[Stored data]
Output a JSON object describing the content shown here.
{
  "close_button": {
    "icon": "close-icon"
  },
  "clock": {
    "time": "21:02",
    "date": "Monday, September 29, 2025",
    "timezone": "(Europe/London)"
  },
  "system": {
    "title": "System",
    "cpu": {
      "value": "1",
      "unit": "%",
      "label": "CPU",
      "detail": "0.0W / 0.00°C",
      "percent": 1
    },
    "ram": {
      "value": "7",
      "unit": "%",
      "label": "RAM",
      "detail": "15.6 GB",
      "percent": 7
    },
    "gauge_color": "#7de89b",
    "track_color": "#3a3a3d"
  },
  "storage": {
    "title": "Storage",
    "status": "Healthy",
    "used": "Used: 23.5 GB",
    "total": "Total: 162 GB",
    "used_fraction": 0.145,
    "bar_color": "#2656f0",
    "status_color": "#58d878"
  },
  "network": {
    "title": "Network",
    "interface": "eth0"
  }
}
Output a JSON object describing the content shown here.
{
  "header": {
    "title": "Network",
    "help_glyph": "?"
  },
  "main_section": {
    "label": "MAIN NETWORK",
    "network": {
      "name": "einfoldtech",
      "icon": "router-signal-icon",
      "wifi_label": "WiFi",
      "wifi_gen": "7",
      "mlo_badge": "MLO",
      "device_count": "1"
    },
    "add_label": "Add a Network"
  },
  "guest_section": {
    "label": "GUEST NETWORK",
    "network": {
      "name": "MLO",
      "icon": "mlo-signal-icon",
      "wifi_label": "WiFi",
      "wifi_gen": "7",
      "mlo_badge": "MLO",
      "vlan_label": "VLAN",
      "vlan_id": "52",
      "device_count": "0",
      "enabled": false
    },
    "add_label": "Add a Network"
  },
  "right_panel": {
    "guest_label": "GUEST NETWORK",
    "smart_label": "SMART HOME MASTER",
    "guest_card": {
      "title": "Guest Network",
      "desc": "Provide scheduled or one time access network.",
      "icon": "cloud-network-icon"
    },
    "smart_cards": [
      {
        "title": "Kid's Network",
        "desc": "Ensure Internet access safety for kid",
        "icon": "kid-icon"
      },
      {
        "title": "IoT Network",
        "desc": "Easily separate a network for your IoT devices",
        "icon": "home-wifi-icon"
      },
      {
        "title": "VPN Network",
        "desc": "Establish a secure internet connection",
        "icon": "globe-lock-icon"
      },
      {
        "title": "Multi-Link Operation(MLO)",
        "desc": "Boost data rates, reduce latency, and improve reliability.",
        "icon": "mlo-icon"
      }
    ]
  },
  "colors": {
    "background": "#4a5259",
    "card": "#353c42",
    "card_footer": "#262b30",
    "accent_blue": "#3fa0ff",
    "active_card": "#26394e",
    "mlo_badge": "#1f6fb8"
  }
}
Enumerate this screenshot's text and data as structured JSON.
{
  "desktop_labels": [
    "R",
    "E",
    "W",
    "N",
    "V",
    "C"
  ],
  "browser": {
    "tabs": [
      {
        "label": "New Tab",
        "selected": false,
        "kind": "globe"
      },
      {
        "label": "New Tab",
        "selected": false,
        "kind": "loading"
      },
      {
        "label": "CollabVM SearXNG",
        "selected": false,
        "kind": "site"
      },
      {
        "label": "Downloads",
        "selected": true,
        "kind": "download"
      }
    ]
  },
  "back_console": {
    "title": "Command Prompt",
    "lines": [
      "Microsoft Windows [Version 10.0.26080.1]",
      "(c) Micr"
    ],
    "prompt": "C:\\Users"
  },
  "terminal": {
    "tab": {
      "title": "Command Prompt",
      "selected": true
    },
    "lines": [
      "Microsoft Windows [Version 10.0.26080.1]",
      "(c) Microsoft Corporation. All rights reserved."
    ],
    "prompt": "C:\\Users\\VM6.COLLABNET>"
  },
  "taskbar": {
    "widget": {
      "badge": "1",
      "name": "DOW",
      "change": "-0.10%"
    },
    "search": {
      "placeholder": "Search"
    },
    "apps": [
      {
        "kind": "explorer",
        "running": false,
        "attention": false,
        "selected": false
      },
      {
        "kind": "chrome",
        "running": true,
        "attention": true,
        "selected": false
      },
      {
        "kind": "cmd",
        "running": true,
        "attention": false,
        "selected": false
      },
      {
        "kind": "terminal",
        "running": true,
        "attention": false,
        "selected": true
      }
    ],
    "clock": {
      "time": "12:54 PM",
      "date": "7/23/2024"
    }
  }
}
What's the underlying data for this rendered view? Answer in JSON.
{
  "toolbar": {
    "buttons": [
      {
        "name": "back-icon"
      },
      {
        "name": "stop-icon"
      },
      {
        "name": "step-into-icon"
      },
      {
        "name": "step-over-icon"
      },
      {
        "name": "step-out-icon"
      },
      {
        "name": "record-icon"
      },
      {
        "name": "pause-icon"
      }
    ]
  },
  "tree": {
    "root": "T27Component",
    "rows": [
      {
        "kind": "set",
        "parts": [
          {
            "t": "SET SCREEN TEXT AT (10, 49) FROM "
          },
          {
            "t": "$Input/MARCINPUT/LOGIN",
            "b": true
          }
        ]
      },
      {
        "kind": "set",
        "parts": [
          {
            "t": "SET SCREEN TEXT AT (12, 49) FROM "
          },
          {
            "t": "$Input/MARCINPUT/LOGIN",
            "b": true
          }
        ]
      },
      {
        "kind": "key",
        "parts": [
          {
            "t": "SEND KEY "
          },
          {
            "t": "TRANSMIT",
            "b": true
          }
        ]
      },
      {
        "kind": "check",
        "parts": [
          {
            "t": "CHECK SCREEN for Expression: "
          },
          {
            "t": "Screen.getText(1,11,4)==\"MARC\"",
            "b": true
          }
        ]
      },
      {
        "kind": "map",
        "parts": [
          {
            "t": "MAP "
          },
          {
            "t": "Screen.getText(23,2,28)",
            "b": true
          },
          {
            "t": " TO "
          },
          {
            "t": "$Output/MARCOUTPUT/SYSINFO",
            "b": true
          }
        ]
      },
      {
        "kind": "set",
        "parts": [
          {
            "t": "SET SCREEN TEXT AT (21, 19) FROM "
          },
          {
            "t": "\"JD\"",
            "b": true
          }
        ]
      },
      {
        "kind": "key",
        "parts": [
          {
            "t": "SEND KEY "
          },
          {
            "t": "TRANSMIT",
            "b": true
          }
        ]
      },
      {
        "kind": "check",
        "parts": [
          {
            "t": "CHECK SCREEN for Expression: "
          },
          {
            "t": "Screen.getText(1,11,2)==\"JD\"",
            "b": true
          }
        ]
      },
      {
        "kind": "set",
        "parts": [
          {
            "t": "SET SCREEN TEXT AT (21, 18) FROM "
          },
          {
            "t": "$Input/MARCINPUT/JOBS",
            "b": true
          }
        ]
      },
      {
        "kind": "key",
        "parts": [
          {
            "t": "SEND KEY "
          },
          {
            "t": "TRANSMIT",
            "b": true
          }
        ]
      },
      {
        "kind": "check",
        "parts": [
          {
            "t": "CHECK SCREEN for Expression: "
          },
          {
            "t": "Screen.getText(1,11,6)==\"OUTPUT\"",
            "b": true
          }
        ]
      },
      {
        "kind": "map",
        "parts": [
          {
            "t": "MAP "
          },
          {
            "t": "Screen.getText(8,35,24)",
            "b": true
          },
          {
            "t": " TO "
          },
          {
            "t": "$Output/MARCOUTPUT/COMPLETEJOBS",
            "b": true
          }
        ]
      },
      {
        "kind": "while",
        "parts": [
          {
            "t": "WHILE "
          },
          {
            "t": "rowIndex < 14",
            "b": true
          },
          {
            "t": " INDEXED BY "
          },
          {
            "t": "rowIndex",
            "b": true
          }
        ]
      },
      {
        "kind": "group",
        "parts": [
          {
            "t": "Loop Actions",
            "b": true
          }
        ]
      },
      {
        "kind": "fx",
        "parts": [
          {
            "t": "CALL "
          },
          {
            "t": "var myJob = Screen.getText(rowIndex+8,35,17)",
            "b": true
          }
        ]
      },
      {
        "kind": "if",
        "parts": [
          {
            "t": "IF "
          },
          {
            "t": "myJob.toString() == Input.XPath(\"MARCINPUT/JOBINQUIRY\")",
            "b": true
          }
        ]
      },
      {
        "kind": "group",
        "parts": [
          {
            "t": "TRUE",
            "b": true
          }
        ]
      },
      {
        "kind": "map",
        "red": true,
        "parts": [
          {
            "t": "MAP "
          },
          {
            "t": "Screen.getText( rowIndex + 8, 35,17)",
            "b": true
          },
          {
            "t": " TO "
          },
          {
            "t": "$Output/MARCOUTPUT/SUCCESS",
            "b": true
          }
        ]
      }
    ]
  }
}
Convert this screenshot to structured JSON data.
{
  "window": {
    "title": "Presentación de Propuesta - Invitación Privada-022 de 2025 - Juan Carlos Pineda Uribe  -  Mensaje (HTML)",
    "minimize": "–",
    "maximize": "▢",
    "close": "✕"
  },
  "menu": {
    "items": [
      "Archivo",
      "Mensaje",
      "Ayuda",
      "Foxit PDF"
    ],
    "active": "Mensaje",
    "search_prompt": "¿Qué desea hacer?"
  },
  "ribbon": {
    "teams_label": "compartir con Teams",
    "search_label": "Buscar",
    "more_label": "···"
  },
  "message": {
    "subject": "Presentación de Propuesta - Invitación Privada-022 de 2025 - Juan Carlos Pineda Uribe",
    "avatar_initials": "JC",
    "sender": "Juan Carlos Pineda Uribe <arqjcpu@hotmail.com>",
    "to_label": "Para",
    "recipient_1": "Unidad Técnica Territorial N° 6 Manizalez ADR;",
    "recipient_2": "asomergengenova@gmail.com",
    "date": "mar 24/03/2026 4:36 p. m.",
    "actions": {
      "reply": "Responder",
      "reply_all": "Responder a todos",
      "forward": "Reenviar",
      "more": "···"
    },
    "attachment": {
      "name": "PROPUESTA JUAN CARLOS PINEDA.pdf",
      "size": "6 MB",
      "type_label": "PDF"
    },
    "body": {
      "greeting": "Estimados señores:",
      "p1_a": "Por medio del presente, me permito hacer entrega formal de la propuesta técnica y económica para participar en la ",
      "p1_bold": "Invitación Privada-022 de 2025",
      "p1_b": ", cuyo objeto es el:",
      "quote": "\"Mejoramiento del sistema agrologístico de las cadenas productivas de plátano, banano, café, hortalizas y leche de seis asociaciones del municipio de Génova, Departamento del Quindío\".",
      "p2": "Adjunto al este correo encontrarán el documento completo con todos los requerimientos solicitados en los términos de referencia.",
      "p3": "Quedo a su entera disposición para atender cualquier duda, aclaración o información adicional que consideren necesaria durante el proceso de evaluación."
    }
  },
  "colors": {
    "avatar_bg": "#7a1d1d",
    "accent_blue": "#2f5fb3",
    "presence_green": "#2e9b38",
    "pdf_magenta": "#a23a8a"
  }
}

▶ **WHAT IS REQUIRED**: Copy out each line of the material that holds the word "name".

▶ **SOLVED PROBLEM**:
      "name": "einfoldtech",
      "name": "MLO",
      "name": "DOW",
        "name": "back-icon"
        "name": "stop-icon"
        "name": "step-into-icon"
        "name": "step-over-icon"
        "name": "step-out-icon"
        "name": "record-icon"
        "name": "pause-icon"
      "name": "PROPUESTA JUAN CARLOS PINEDA.pdf",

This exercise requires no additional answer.